[Begin]

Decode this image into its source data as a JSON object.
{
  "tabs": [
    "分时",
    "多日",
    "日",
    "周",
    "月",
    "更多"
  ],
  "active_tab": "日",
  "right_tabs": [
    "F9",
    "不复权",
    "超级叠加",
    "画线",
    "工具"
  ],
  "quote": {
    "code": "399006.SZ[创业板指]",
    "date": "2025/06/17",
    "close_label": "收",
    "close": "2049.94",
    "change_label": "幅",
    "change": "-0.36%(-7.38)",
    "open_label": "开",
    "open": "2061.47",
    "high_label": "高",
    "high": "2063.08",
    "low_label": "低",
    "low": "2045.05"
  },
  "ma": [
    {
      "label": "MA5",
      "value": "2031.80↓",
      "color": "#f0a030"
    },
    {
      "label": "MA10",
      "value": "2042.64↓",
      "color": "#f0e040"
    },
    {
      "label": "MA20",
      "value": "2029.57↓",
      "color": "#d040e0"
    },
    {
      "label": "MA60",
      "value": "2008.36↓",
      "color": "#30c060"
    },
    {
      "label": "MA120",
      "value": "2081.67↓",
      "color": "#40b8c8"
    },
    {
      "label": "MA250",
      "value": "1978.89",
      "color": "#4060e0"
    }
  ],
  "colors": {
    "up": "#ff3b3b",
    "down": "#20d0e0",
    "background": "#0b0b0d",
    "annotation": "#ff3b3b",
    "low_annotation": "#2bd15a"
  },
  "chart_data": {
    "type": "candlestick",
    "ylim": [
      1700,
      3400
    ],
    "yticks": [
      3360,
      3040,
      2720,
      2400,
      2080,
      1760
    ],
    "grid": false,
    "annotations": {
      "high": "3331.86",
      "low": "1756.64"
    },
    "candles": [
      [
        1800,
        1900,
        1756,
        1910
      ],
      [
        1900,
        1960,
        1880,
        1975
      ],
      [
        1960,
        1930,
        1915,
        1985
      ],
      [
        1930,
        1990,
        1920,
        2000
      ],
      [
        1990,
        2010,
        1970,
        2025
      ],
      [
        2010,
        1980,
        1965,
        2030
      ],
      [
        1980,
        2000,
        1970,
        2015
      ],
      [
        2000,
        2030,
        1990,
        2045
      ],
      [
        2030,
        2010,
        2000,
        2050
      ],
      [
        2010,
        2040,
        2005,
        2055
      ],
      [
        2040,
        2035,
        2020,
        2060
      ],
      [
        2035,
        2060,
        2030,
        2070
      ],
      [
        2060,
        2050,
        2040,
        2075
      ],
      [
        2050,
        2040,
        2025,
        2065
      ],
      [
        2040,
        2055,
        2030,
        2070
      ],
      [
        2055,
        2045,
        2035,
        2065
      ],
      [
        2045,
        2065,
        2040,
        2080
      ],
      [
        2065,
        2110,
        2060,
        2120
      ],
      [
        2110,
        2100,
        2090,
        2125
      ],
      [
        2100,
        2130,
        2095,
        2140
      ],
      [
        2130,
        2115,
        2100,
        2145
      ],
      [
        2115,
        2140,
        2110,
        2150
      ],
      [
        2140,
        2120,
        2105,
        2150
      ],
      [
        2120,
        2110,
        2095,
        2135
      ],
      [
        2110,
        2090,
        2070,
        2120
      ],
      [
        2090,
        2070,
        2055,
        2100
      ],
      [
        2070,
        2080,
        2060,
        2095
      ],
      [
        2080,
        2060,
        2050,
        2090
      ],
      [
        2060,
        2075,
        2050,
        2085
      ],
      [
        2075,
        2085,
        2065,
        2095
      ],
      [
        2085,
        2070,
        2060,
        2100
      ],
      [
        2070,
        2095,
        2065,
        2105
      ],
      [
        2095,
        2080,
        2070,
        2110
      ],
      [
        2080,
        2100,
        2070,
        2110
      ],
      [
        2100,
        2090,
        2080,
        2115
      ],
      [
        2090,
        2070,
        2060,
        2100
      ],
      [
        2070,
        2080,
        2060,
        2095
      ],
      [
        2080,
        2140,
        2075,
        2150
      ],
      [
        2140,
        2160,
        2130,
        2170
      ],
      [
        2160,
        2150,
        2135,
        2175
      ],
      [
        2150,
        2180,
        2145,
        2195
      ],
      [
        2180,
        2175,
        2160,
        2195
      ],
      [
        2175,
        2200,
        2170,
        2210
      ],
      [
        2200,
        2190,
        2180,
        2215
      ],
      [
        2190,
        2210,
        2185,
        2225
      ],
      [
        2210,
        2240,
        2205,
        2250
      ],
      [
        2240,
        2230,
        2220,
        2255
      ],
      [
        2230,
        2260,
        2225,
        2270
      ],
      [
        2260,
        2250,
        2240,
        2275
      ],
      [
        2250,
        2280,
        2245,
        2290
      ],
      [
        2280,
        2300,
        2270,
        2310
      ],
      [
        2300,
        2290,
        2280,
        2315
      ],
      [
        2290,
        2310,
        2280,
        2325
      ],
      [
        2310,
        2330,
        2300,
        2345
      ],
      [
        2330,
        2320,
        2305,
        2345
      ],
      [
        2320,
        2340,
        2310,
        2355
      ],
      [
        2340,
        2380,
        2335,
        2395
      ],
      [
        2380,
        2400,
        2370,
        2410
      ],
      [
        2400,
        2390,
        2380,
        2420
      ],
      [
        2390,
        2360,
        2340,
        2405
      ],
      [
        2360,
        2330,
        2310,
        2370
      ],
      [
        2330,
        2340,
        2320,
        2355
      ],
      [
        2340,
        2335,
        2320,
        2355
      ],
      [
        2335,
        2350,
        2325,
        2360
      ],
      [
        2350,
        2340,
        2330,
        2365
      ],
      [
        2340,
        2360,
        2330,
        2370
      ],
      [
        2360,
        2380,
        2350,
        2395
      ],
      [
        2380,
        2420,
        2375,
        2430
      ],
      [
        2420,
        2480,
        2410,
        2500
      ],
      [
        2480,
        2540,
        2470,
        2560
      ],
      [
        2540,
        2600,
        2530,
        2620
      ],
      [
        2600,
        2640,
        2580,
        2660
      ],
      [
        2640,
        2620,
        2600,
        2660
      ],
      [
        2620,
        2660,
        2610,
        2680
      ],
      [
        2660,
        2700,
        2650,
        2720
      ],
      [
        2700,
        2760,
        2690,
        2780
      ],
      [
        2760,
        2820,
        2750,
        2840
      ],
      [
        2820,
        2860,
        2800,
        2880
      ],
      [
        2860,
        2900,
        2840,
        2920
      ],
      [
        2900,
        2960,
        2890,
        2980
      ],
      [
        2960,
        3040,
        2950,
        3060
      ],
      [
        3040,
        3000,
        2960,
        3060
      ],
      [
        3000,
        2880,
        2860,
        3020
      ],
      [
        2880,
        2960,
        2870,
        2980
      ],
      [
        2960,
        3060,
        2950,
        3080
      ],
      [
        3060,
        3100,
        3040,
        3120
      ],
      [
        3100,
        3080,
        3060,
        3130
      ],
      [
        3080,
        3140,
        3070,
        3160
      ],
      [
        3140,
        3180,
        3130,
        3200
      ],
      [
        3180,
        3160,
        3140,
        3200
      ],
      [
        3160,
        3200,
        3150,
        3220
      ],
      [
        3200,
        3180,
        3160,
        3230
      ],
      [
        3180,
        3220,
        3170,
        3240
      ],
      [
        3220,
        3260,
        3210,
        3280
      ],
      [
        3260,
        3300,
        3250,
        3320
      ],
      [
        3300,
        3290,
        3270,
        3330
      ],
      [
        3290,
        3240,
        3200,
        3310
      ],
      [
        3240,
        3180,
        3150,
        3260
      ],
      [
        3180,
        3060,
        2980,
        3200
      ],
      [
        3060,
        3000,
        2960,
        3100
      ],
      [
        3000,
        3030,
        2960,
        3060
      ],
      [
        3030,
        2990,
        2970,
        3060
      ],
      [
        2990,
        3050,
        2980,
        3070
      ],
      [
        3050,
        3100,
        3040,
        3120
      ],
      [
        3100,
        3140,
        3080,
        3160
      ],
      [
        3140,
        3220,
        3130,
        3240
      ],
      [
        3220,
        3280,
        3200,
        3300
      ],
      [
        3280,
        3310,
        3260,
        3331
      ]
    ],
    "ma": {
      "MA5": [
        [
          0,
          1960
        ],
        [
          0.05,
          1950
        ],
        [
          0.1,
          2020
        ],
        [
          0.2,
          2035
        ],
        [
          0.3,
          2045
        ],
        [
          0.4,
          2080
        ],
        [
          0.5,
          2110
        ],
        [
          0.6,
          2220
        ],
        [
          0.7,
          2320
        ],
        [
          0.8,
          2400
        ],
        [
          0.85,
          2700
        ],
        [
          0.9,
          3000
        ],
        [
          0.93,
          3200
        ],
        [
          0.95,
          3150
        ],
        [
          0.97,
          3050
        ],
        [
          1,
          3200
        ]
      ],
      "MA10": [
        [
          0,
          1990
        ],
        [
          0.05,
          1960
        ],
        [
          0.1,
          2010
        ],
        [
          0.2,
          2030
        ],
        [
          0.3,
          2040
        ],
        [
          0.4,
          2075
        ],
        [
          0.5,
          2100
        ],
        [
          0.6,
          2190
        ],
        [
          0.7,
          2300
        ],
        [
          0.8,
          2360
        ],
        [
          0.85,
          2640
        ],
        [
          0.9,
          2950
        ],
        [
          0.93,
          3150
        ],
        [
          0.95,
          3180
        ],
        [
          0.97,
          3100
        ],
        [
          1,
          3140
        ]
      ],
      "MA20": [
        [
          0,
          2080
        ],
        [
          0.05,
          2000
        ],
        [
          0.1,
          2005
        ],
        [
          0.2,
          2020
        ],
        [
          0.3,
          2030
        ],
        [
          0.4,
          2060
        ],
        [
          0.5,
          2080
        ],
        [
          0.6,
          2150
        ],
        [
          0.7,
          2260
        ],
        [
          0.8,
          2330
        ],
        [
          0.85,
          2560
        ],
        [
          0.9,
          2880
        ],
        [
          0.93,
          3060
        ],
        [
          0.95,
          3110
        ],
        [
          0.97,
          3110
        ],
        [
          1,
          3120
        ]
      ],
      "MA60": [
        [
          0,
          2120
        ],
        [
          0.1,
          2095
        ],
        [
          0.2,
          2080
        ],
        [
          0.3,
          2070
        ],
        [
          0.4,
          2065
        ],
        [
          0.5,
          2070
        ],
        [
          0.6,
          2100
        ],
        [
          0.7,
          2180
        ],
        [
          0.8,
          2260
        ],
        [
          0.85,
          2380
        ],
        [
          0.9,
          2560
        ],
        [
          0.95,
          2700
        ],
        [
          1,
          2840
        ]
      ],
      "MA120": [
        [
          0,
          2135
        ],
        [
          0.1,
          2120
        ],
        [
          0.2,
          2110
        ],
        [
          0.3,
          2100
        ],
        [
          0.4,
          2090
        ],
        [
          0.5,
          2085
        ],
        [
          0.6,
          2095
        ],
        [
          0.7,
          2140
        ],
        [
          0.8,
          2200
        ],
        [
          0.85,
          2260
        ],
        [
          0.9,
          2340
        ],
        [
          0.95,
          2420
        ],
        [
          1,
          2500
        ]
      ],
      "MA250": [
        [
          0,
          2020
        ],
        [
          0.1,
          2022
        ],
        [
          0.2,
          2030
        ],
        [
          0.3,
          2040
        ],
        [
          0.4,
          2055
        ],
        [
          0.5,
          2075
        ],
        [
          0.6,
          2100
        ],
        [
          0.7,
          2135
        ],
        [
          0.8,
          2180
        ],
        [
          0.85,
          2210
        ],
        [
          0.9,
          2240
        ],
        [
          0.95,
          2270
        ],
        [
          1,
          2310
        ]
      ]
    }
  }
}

[End]

The answer is one number: how many lines of the material above contain "value".

6